---------- Information given

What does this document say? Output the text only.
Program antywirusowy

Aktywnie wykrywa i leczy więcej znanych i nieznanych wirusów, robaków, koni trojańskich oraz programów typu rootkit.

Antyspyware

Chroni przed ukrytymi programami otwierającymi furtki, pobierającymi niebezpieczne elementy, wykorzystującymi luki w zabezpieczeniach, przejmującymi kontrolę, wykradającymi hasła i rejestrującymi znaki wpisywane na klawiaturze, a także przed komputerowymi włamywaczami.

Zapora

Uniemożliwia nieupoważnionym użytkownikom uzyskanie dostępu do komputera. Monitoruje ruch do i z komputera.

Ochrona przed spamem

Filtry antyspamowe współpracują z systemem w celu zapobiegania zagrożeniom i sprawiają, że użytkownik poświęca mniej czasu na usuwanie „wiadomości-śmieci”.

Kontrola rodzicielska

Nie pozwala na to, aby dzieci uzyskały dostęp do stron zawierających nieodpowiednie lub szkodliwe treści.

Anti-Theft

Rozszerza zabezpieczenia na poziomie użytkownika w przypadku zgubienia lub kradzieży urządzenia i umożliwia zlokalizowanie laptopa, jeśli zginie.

--------------------

Each line of the material above must be retyped precisely.

- **Completed task**:
What does this document say? Output the text only.
Program antywirusowy

Aktywnie wykrywa i leczy więcej znanych i nieznanych wirusów, robaków, koni trojańskich oraz programów typu rootkit.

Antyspyware

Chroni przed ukrytymi programami otwierającymi furtki, pobierającymi niebezpieczne elementy, wykorzystującymi luki w zabezpieczeniach, przejmującymi kontrolę, wykradającymi hasła i rejestrującymi znaki wpisywane na klawiaturze, a także przed komputerowymi włamywaczami.

Zapora

Uniemożliwia nieupoważnionym użytkownikom uzyskanie dostępu do komputera. Monitoruje ruch do i z komputera.

Ochrona przed spamem

Filtry antyspamowe współpracują z systemem w celu zapobiegania zagrożeniom i sprawiają, że użytkownik poświęca mniej czasu na usuwanie „wiadomości-śmieci”.

Kontrola rodzicielska

Nie pozwala na to, aby dzieci uzyskały dostęp do stron zawierających nieodpowiednie lub szkodliwe treści.

Anti-Theft

Rozszerza zabezpieczenia na poziomie użytkownika w przypadku zgubienia lub kradzieży urządzenia i umożliwia zlokalizowanie laptopa, jeśli zginie.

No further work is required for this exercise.